## SET PROBLEM:
Copy out the data exactly, leaving the pictures behind.

[Data entries]
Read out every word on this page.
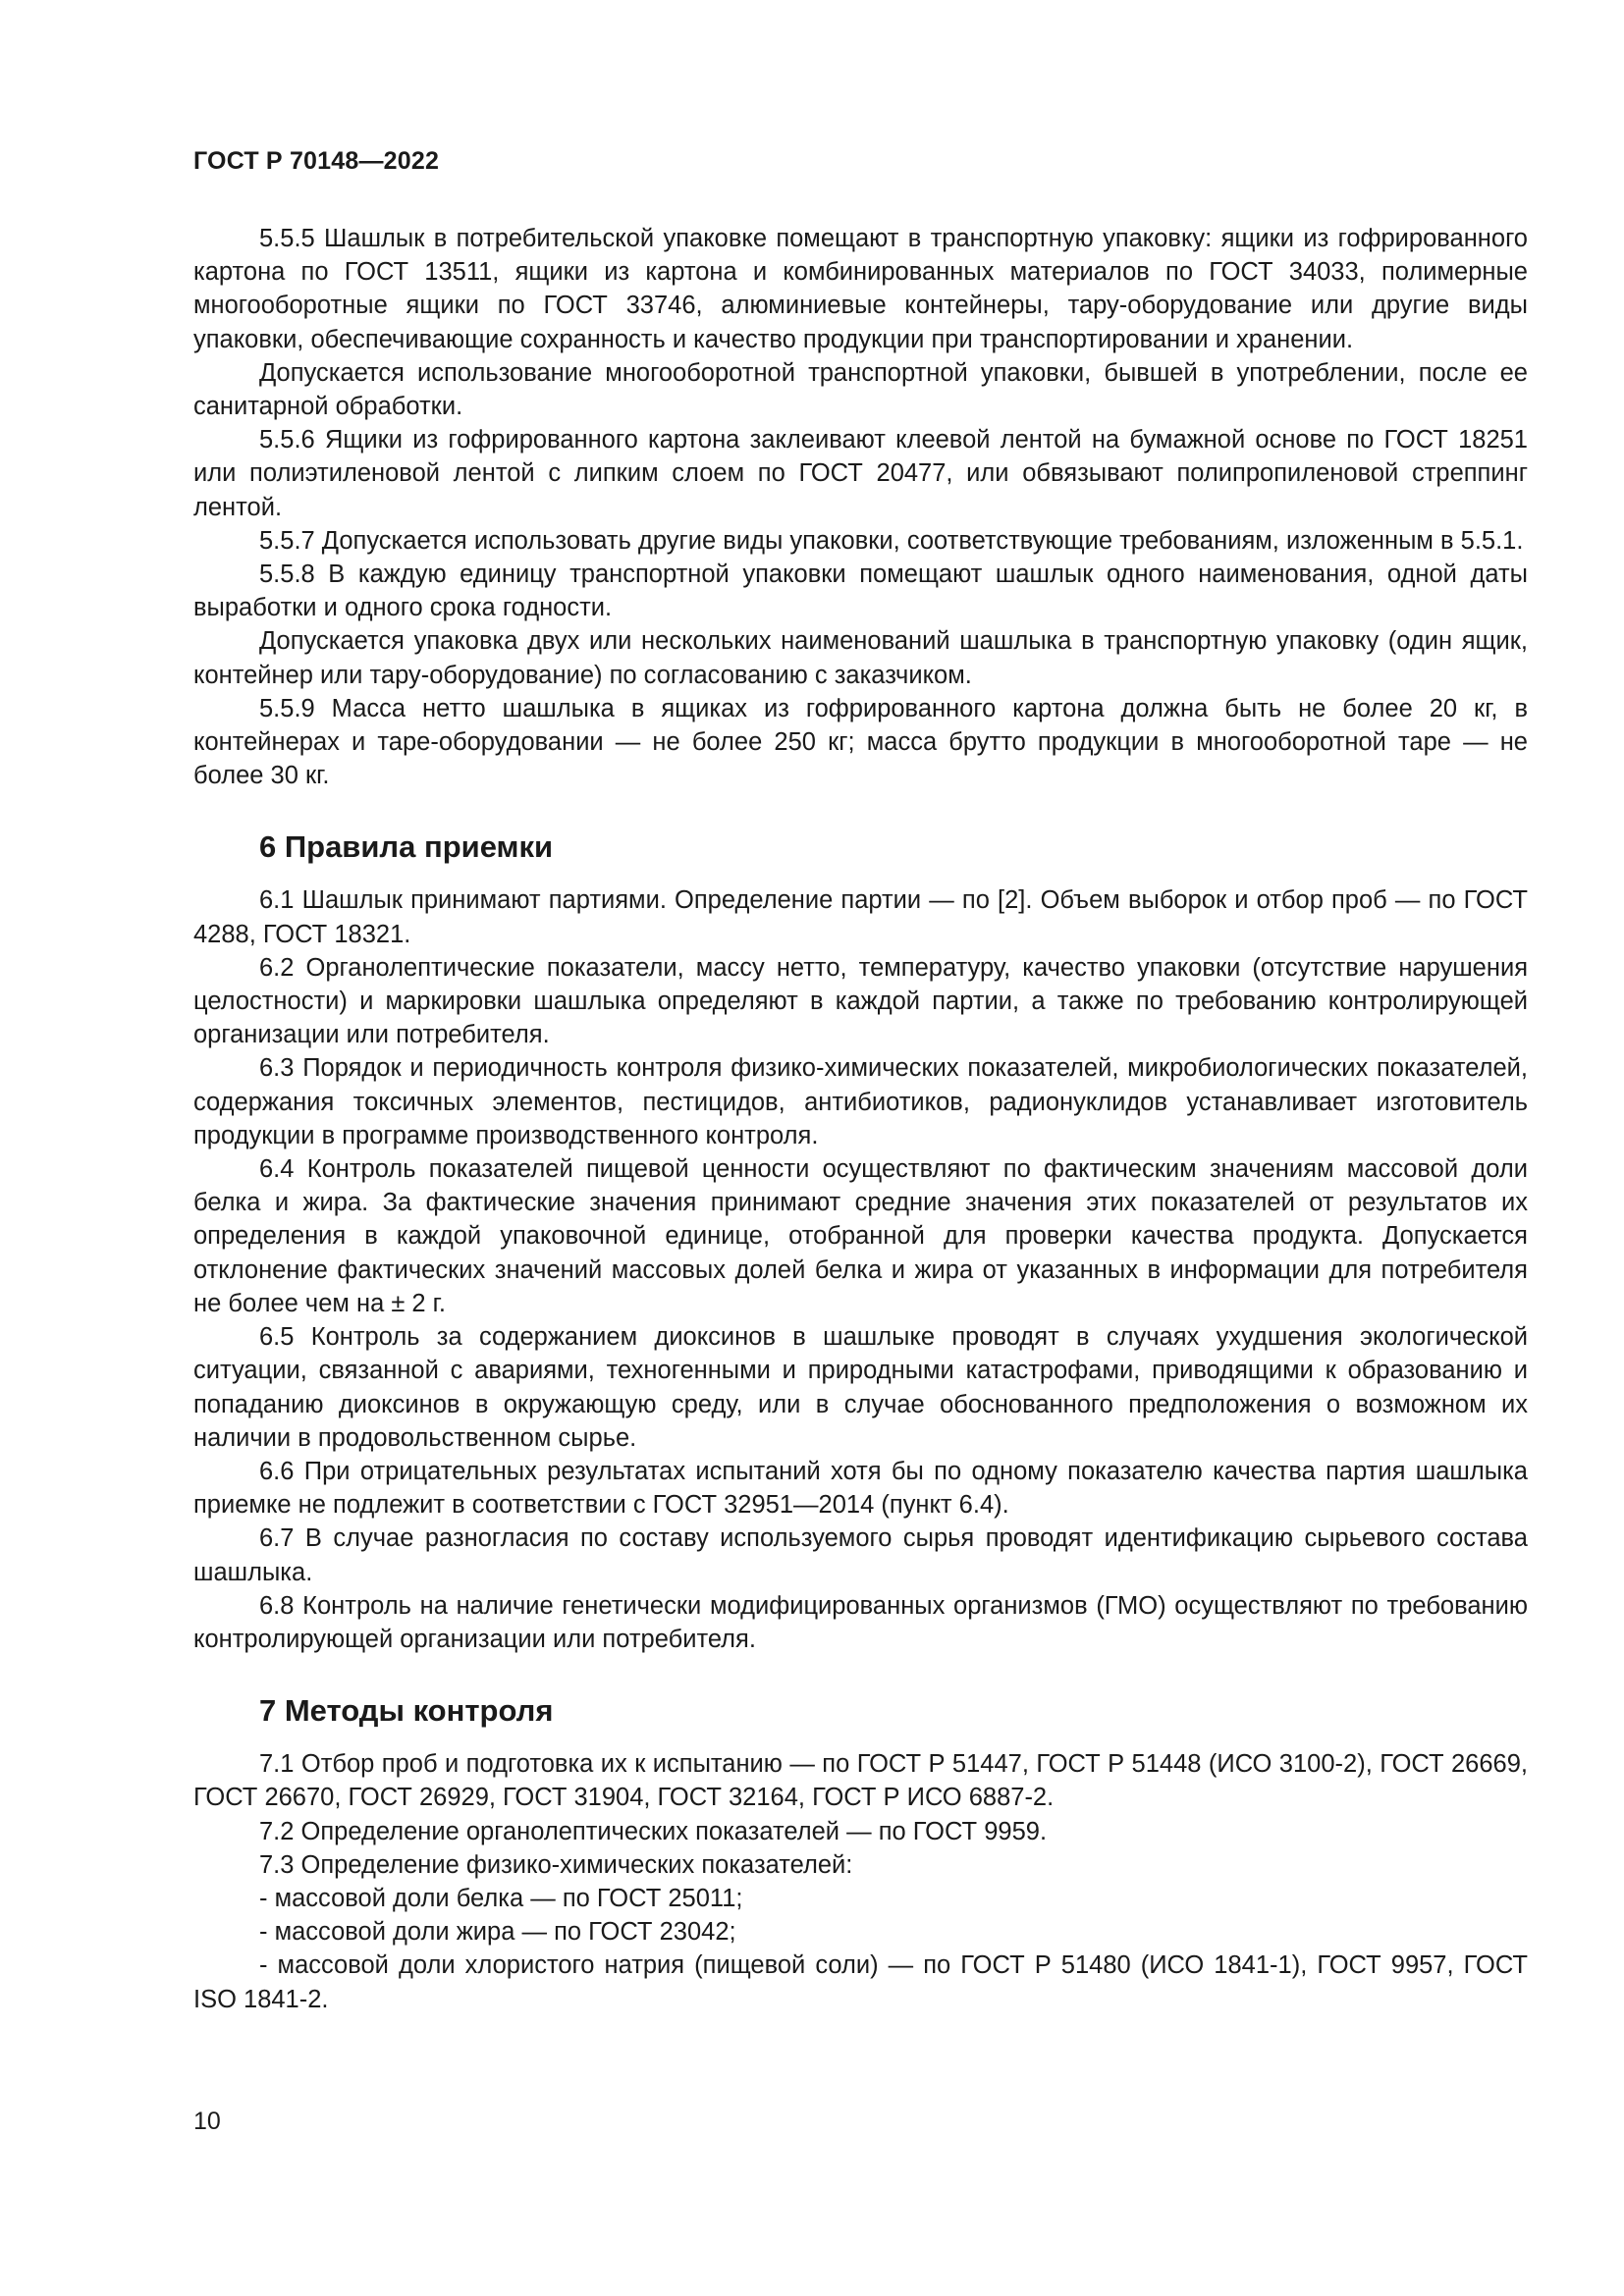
ГОСТ Р 70148—2022

5.5.5 Шашлык в потребительской упаковке помещают в транспортную упаковку: ящики из гофрированного картона по ГОСТ 13511, ящики из картона и комбинированных материалов по ГОСТ 34033, полимерные многооборотные ящики по ГОСТ 33746, алюминиевые контейнеры, тару-оборудование или другие виды упаковки, обеспечивающие сохранность и качество продукции при транспортировании и хранении.

Допускается использование многооборотной транспортной упаковки, бывшей в употреблении, после ее санитарной обработки.

5.5.6 Ящики из гофрированного картона заклеивают клеевой лентой на бумажной основе по ГОСТ 18251 или полиэтиленовой лентой с липким слоем по ГОСТ 20477, или обвязывают полипропиленовой стреппинг лентой.

5.5.7 Допускается использовать другие виды упаковки, соответствующие требованиям, изложенным в 5.5.1.

5.5.8 В каждую единицу транспортной упаковки помещают шашлык одного наименования, одной даты выработки и одного срока годности.

Допускается упаковка двух или нескольких наименований шашлыка в транспортную упаковку (один ящик, контейнер или тару-оборудование) по согласованию с заказчиком.

5.5.9 Масса нетто шашлыка в ящиках из гофрированного картона должна быть не более 20 кг, в контейнерах и таре-оборудовании — не более 250 кг; масса брутто продукции в многооборотной таре — не более 30 кг.

6 Правила приемки

6.1 Шашлык принимают партиями. Определение партии — по [2]. Объем выборок и отбор проб — по ГОСТ 4288, ГОСТ 18321.

6.2 Органолептические показатели, массу нетто, температуру, качество упаковки (отсутствие нарушения целостности) и маркировки шашлыка определяют в каждой партии, а также по требованию контролирующей организации или потребителя.

6.3 Порядок и периодичность контроля физико-химических показателей, микробиологических показателей, содержания токсичных элементов, пестицидов, антибиотиков, радионуклидов устанавливает изготовитель продукции в программе производственного контроля.

6.4 Контроль показателей пищевой ценности осуществляют по фактическим значениям массовой доли белка и жира. За фактические значения принимают средние значения этих показателей от результатов их определения в каждой упаковочной единице, отобранной для проверки качества продукта. Допускается отклонение фактических значений массовых долей белка и жира от указанных в информации для потребителя не более чем на ± 2 г.

6.5 Контроль за содержанием диоксинов в шашлыке проводят в случаях ухудшения экологической ситуации, связанной с авариями, техногенными и природными катастрофами, приводящими к образованию и попаданию диоксинов в окружающую среду, или в случае обоснованного предположения о возможном их наличии в продовольственном сырье.

6.6 При отрицательных результатах испытаний хотя бы по одному показателю качества партия шашлыка приемке не подлежит в соответствии с ГОСТ 32951—2014 (пункт 6.4).

6.7 В случае разногласия по составу используемого сырья проводят идентификацию сырьевого состава шашлыка.

6.8 Контроль на наличие генетически модифицированных организмов (ГМО) осуществляют по требованию контролирующей организации или потребителя.

7 Методы контроля

7.1 Отбор проб и подготовка их к испытанию — по ГОСТ Р 51447, ГОСТ Р 51448 (ИСО 3100-2), ГОСТ 26669, ГОСТ 26670, ГОСТ 26929, ГОСТ 31904, ГОСТ 32164, ГОСТ Р ИСО 6887-2.

7.2 Определение органолептических показателей — по ГОСТ 9959.

7.3 Определение физико-химических показателей:

- массовой доли белка — по ГОСТ 25011;

- массовой доли жира — по ГОСТ 23042;

- массовой доли хлористого натрия (пищевой соли) — по ГОСТ Р 51480 (ИСО 1841-1), ГОСТ 9957, ГОСТ ISO 1841-2.

10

## REPLY TO THE EXERCISE:
Read out every word on this page.
ГОСТ Р 70148—2022

5.5.5 Шашлык в потребительской упаковке помещают в транспортную упаковку: ящики из гофрированного картона по ГОСТ 13511, ящики из картона и комбинированных материалов по ГОСТ 34033, полимерные многооборотные ящики по ГОСТ 33746, алюминиевые контейнеры, тару-оборудование или другие виды упаковки, обеспечивающие сохранность и качество продукции при транспортировании и хранении.

Допускается использование многооборотной транспортной упаковки, бывшей в употреблении, после ее санитарной обработки.

5.5.6 Ящики из гофрированного картона заклеивают клеевой лентой на бумажной основе по ГОСТ 18251 или полиэтиленовой лентой с липким слоем по ГОСТ 20477, или обвязывают полипропиленовой стреппинг лентой.

5.5.7 Допускается использовать другие виды упаковки, соответствующие требованиям, изложенным в 5.5.1.

5.5.8 В каждую единицу транспортной упаковки помещают шашлык одного наименования, одной даты выработки и одного срока годности.

Допускается упаковка двух или нескольких наименований шашлыка в транспортную упаковку (один ящик, контейнер или тару-оборудование) по согласованию с заказчиком.

5.5.9 Масса нетто шашлыка в ящиках из гофрированного картона должна быть не более 20 кг, в контейнерах и таре-оборудовании — не более 250 кг; масса брутто продукции в многооборотной таре — не более 30 кг.

6 Правила приемки

6.1 Шашлык принимают партиями. Определение партии — по [2]. Объем выборок и отбор проб — по ГОСТ 4288, ГОСТ 18321.

6.2 Органолептические показатели, массу нетто, температуру, качество упаковки (отсутствие нарушения целостности) и маркировки шашлыка определяют в каждой партии, а также по требованию контролирующей организации или потребителя.

6.3 Порядок и периодичность контроля физико-химических показателей, микробиологических показателей, содержания токсичных элементов, пестицидов, антибиотиков, радионуклидов устанавливает изготовитель продукции в программе производственного контроля.

6.4 Контроль показателей пищевой ценности осуществляют по фактическим значениям массовой доли белка и жира. За фактические значения принимают средние значения этих показателей от результатов их определения в каждой упаковочной единице, отобранной для проверки качества продукта. Допускается отклонение фактических значений массовых долей белка и жира от указанных в информации для потребителя не более чем на ± 2 г.

6.5 Контроль за содержанием диоксинов в шашлыке проводят в случаях ухудшения экологической ситуации, связанной с авариями, техногенными и природными катастрофами, приводящими к образованию и попаданию диоксинов в окружающую среду, или в случае обоснованного предположения о возможном их наличии в продовольственном сырье.

6.6 При отрицательных результатах испытаний хотя бы по одному показателю качества партия шашлыка приемке не подлежит в соответствии с ГОСТ 32951—2014 (пункт 6.4).

6.7 В случае разногласия по составу используемого сырья проводят идентификацию сырьевого состава шашлыка.

6.8 Контроль на наличие генетически модифицированных организмов (ГМО) осуществляют по требованию контролирующей организации или потребителя.

7 Методы контроля

7.1 Отбор проб и подготовка их к испытанию — по ГОСТ Р 51447, ГОСТ Р 51448 (ИСО 3100-2), ГОСТ 26669, ГОСТ 26670, ГОСТ 26929, ГОСТ 31904, ГОСТ 32164, ГОСТ Р ИСО 6887-2.

7.2 Определение органолептических показателей — по ГОСТ 9959.

7.3 Определение физико-химических показателей:

- массовой доли белка — по ГОСТ 25011;

- массовой доли жира — по ГОСТ 23042;

- массовой доли хлористого натрия (пищевой соли) — по ГОСТ Р 51480 (ИСО 1841-1), ГОСТ 9957, ГОСТ ISO 1841-2.

10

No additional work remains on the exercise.